- **THE TASK**: Report all lines holding "SRMTID".
-------------------------
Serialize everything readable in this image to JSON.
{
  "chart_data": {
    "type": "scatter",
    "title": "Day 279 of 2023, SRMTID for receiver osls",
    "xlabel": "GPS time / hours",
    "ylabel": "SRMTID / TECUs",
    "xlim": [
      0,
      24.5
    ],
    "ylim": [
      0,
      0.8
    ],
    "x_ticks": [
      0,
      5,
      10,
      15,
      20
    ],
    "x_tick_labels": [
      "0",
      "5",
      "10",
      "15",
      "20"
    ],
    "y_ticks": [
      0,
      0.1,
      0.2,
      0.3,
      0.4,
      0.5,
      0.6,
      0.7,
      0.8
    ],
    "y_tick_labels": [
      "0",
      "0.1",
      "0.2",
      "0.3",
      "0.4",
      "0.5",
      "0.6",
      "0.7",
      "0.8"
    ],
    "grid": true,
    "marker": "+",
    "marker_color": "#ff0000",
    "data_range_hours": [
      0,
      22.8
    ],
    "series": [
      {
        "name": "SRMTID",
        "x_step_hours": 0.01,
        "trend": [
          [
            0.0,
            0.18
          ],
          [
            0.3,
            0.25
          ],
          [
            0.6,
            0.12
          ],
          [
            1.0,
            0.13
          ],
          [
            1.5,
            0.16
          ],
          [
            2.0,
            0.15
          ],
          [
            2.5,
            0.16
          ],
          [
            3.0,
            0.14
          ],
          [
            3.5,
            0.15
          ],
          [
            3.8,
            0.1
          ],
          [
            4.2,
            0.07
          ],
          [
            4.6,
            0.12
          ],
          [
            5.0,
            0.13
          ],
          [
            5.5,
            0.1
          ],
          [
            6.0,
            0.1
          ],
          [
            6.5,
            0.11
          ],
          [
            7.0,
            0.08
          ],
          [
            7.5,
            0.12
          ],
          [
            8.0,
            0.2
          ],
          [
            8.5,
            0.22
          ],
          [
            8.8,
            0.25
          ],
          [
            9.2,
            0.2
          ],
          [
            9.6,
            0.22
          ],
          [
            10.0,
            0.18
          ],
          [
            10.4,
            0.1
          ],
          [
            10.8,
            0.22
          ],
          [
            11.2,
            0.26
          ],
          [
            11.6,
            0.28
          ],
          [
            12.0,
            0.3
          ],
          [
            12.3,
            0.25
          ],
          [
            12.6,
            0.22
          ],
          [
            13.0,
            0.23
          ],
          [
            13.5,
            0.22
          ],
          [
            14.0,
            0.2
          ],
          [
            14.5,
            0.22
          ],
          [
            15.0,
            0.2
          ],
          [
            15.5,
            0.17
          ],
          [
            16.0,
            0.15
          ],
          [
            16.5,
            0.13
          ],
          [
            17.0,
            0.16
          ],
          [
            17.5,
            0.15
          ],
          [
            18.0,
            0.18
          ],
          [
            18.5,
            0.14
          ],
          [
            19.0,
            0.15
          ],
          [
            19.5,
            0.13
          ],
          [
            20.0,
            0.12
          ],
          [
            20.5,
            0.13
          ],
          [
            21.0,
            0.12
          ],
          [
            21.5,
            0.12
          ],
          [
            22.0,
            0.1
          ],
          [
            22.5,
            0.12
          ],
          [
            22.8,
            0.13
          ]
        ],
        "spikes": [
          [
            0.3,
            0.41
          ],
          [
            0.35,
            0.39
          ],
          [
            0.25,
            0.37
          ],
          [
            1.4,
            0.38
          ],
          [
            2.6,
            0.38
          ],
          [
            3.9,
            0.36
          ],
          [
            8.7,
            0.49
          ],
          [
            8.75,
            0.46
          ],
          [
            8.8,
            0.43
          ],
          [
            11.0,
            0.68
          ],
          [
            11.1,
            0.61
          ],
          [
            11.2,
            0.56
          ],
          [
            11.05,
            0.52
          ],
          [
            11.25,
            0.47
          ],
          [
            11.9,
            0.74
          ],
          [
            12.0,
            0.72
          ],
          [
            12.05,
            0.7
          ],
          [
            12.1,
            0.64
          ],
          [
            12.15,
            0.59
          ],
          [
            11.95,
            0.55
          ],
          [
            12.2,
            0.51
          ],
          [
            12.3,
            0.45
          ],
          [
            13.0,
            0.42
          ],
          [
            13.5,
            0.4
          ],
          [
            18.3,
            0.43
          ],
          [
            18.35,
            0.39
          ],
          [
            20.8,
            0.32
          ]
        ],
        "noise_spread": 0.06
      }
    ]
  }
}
-------------------------
- **CORRECT RESPONSE**:
    "title": "Day 279 of 2023, SRMTID for receiver osls",
    "ylabel": "SRMTID / TECUs",
        "name": "SRMTID",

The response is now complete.